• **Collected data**
---

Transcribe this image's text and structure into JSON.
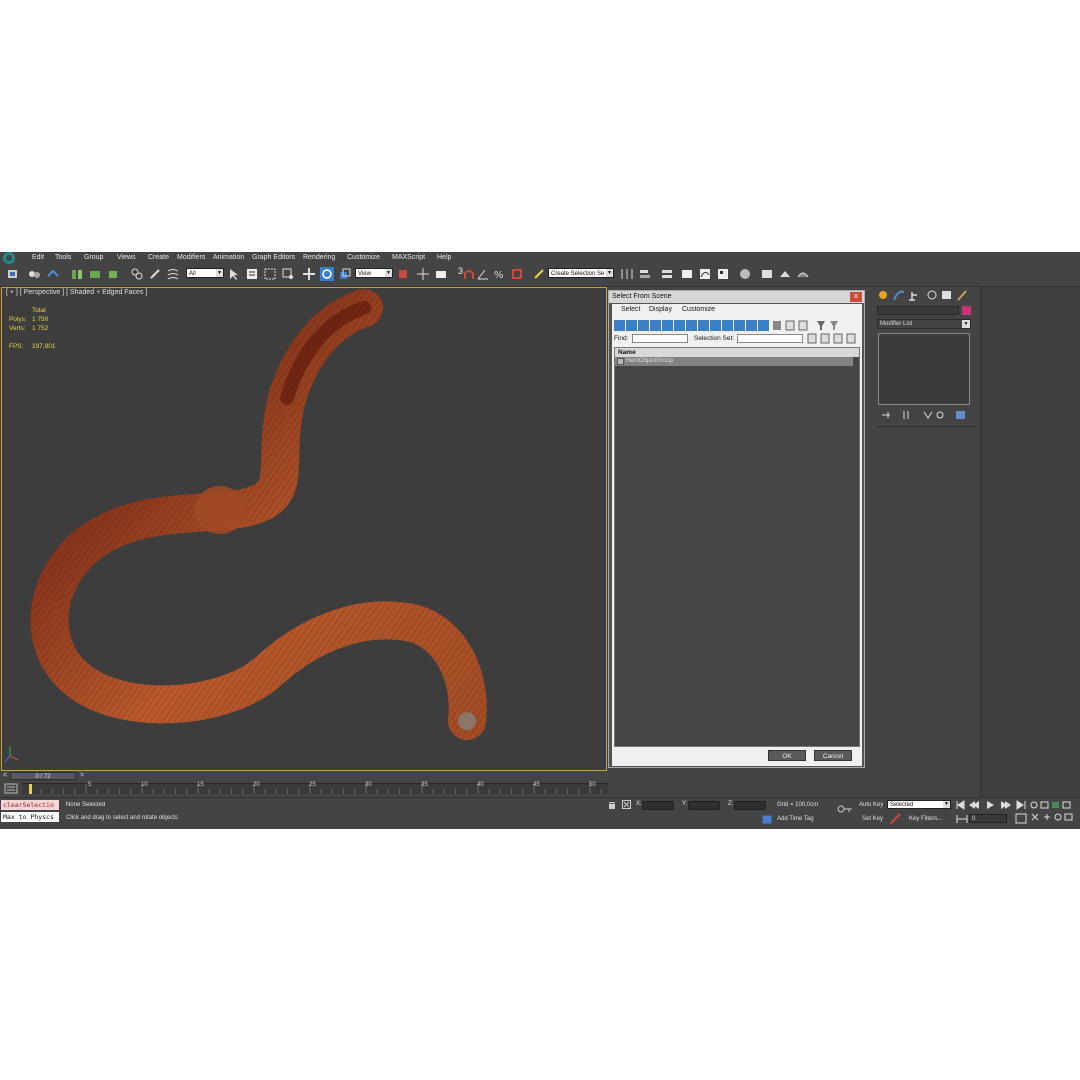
{
  "menu": [
    "Edit",
    "Tools",
    "Group",
    "Views",
    "Create",
    "Modifiers",
    "Animation",
    "Graph Editors",
    "Rendering",
    "Customize",
    "MAXScript",
    "Help"
  ],
  "toolbar": {
    "filter_value": "All",
    "view_value": "View",
    "snap_label": "3",
    "selection_set_value": "Create Selection Se"
  },
  "viewport": {
    "label": "[ + ] [ Perspective ] [ Shaded + Edged Faces ]",
    "stats": {
      "total_label": "Total",
      "polys_label": "Polys:",
      "polys_value": "1 750",
      "verts_label": "Verts:",
      "verts_value": "1 752",
      "fps_label": "FPS:",
      "fps_value": "197,801"
    }
  },
  "dialog": {
    "title": "Select From Scene",
    "close_label": "x",
    "menu": [
      "Select",
      "Display",
      "Customize"
    ],
    "find_label": "Find:",
    "selection_set_label": "Selection Set:",
    "list_header": "Name",
    "rows": [
      "HeroObjectGroup"
    ],
    "ok_label": "OK",
    "cancel_label": "Cancel"
  },
  "command_panel": {
    "modifier_list_label": "Modifier List",
    "accent_color": "#c8327a"
  },
  "timeline": {
    "slider_value": "0 / 72",
    "tick_labels": [
      "5",
      "10",
      "15",
      "20",
      "25",
      "30",
      "35",
      "40",
      "45",
      "50"
    ]
  },
  "status": {
    "maxscript_top": "clearSelectio",
    "maxscript_bottom": "Max to Physcs",
    "selection_text": "None Selected",
    "prompt_text": "Click and drag to select and rotate objects",
    "x_label": "X:",
    "y_label": "Y:",
    "z_label": "Z:",
    "grid_text": "Grid = 100,0cm",
    "add_time_tag": "Add Time Tag",
    "auto_key": "Auto Key",
    "set_key": "Set Key",
    "key_mode_value": "Selected",
    "key_filters": "Key Filters...",
    "frame_value": "0"
  },
  "colors": {
    "worm_main": "#b0542a",
    "worm_head": "#6e1e10",
    "viewport_border": "#c9a23a",
    "stats_text": "#e8d24a"
  }
}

---

• **WHAT THE EXERCISE ASKS**
Write out all the records again, exactly, minus any pictures.

• **OUTPUT**
Transcribe this image's text and structure into JSON.
{
  "menu": [
    "Edit",
    "Tools",
    "Group",
    "Views",
    "Create",
    "Modifiers",
    "Animation",
    "Graph Editors",
    "Rendering",
    "Customize",
    "MAXScript",
    "Help"
  ],
  "toolbar": {
    "filter_value": "All",
    "view_value": "View",
    "snap_label": "3",
    "selection_set_value": "Create Selection Se"
  },
  "viewport": {
    "label": "[ + ] [ Perspective ] [ Shaded + Edged Faces ]",
    "stats": {
      "total_label": "Total",
      "polys_label": "Polys:",
      "polys_value": "1 750",
      "verts_label": "Verts:",
      "verts_value": "1 752",
      "fps_label": "FPS:",
      "fps_value": "197,801"
    }
  },
  "dialog": {
    "title": "Select From Scene",
    "close_label": "x",
    "menu": [
      "Select",
      "Display",
      "Customize"
    ],
    "find_label": "Find:",
    "selection_set_label": "Selection Set:",
    "list_header": "Name",
    "rows": [
      "HeroObjectGroup"
    ],
    "ok_label": "OK",
    "cancel_label": "Cancel"
  },
  "command_panel": {
    "modifier_list_label": "Modifier List",
    "accent_color": "#c8327a"
  },
  "timeline": {
    "slider_value": "0 / 72",
    "tick_labels": [
      "5",
      "10",
      "15",
      "20",
      "25",
      "30",
      "35",
      "40",
      "45",
      "50"
    ]
  },
  "status": {
    "maxscript_top": "clearSelectio",
    "maxscript_bottom": "Max to Physcs",
    "selection_text": "None Selected",
    "prompt_text": "Click and drag to select and rotate objects",
    "x_label": "X:",
    "y_label": "Y:",
    "z_label": "Z:",
    "grid_text": "Grid = 100,0cm",
    "add_time_tag": "Add Time Tag",
    "auto_key": "Auto Key",
    "set_key": "Set Key",
    "key_mode_value": "Selected",
    "key_filters": "Key Filters...",
    "frame_value": "0"
  },
  "colors": {
    "worm_main": "#b0542a",
    "worm_head": "#6e1e10",
    "viewport_border": "#c9a23a",
    "stats_text": "#e8d24a"
  }
}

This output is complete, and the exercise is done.